**TASKS AND EXERCISES**
**a)** In the C++ source, what type does the macro Int stand for?
**b)** List the name of every macro in the C++ source that is defined with parameters.
**c)** Echo the part of the C++ source starting at "#define bitcnt(x) (__builtin_popcountll(x))" and ending at "< (int)(b); i++)", word for word.

**EXCERPTED PASSAGE**
□ □ □

이 제출은 이전 버전의 oj.uz에서 채점하였습니다. 현재는 제출 당시와는 다른 서버에서 채점을 하기 때문에, 다시 제출하면 결과가 달라질 수도 있습니다.
#include "aliens.h"
// author : sentheta aka vanwij
#include<iostream>
#include<iomanip>
#include<algorithm>
#include<cassert>
#include<random>
#include<chrono>
#include<cmath>
#include<string>
#include<vector>
#include<bitset>
#include<queue>
#include<stack>
#include<map>
#include<set>
using namespace std;
#define Int long long
#define V vector
#define pii pair<int,int>
#define ff first
#define ss second
mt19937_64 rng(chrono::steady_clock::now().time_since_epoch().count());
#define pow2(x) (1LL<<(x))
#define msb(x) (63-__builtin_clzll(x))
#define bitcnt(x) (__builtin_popcountll(x))
#define nl '\n'
#define _ << ' ' <<
#define all(x) (x).begin(), (x).end()
#define rep(i,a,b) for(int i = (int)(a); i < (int)(b); i++)

□ □ □

**Records from a collection**

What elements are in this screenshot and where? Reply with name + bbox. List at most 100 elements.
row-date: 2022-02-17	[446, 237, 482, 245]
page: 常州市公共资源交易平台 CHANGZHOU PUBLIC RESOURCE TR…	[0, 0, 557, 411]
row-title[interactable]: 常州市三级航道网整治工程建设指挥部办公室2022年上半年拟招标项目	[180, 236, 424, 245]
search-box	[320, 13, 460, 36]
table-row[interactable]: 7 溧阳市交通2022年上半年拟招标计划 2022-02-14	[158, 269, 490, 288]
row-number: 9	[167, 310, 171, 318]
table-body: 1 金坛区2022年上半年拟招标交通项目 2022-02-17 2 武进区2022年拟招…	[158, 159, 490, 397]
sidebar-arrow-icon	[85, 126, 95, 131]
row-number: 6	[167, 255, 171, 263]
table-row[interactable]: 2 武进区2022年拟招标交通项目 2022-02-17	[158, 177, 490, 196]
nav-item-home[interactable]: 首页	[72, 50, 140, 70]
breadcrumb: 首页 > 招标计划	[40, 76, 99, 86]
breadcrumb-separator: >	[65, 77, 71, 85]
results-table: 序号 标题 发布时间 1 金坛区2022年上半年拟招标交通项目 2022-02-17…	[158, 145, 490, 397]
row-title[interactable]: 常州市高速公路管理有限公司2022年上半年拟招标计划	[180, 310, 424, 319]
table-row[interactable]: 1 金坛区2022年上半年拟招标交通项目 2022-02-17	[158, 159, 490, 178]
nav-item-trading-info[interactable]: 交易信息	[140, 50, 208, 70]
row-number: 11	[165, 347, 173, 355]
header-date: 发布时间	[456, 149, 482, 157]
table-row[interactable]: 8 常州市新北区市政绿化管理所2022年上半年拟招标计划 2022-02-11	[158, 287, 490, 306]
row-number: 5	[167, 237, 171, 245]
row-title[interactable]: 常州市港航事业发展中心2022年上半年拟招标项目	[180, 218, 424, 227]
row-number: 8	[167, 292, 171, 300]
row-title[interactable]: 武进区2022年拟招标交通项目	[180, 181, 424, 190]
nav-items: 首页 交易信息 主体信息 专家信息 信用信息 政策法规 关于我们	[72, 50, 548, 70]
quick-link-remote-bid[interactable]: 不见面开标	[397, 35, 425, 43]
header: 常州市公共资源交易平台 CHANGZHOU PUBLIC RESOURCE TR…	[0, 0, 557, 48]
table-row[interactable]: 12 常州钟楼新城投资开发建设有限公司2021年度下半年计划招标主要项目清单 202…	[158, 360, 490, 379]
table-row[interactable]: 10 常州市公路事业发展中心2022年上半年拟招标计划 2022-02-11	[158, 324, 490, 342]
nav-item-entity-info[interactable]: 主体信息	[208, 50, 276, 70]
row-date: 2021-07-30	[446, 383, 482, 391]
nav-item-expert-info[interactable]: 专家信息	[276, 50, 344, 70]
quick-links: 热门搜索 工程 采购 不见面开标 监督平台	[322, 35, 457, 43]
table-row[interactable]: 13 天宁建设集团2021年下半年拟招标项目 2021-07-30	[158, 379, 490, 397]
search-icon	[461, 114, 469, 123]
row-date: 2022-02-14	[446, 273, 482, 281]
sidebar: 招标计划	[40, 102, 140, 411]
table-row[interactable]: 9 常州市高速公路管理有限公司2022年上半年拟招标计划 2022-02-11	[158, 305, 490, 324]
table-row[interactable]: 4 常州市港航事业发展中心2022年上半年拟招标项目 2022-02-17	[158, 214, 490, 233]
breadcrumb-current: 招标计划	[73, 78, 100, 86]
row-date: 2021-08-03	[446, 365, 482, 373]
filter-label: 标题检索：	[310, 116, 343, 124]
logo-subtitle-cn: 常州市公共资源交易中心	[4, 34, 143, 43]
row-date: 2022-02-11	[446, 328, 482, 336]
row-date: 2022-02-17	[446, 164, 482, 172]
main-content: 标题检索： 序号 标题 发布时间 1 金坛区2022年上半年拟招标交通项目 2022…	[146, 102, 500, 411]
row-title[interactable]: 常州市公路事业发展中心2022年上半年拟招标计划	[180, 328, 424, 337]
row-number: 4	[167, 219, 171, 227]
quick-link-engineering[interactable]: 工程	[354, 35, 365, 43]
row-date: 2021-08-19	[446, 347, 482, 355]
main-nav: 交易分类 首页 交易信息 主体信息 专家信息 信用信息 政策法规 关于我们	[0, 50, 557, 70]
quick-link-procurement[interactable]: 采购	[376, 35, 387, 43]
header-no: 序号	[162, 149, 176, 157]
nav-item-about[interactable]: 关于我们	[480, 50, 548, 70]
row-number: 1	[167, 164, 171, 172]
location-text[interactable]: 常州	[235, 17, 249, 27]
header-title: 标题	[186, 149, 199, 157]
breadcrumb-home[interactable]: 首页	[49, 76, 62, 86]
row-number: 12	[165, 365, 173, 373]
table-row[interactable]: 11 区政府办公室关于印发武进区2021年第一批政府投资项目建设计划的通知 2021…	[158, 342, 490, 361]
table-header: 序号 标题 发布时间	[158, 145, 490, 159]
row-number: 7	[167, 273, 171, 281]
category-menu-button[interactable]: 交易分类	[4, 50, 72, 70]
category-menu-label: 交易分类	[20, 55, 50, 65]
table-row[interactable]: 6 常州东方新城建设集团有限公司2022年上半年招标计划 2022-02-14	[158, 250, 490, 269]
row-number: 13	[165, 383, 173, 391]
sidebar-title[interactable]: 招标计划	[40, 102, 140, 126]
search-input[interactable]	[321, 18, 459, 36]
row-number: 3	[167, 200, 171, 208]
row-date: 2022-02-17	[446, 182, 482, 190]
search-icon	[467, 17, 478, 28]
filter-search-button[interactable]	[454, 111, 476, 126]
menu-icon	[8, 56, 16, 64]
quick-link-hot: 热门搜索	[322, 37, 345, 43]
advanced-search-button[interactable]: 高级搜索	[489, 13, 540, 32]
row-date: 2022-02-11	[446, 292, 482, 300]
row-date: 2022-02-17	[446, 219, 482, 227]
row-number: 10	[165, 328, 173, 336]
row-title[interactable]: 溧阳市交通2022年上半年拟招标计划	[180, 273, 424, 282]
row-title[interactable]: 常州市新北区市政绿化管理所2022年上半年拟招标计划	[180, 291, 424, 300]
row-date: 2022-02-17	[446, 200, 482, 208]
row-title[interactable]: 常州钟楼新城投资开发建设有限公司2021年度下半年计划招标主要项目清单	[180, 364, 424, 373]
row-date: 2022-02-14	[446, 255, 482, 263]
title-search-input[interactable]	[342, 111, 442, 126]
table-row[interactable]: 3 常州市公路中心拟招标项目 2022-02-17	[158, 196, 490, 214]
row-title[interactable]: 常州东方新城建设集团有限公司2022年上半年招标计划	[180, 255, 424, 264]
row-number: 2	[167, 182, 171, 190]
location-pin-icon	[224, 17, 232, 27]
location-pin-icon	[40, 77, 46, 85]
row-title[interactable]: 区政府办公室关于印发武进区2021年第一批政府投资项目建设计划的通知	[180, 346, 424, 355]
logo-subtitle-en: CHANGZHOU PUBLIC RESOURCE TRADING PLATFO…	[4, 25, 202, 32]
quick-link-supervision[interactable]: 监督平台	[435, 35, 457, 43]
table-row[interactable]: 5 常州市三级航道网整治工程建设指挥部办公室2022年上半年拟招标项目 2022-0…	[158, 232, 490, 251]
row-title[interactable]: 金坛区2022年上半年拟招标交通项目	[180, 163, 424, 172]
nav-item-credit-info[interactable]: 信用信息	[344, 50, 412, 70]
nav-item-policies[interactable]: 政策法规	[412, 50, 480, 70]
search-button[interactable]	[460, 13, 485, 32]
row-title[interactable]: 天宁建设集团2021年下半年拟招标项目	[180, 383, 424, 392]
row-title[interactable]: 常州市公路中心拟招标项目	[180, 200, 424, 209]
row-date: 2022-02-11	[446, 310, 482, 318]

□ □ □

**WORKED ANSWERS**
**a)** long long

**b)** pow2, msb, bitcnt, all, rep

**c)**
#define bitcnt(x) (__builtin_popcountll(x))
#define nl '\n'
#define _ << ' ' <<
#define all(x) (x).begin(), (x).end()
#define rep(i,a,b) for(int i = (int)(a); i < (int)(b); i++)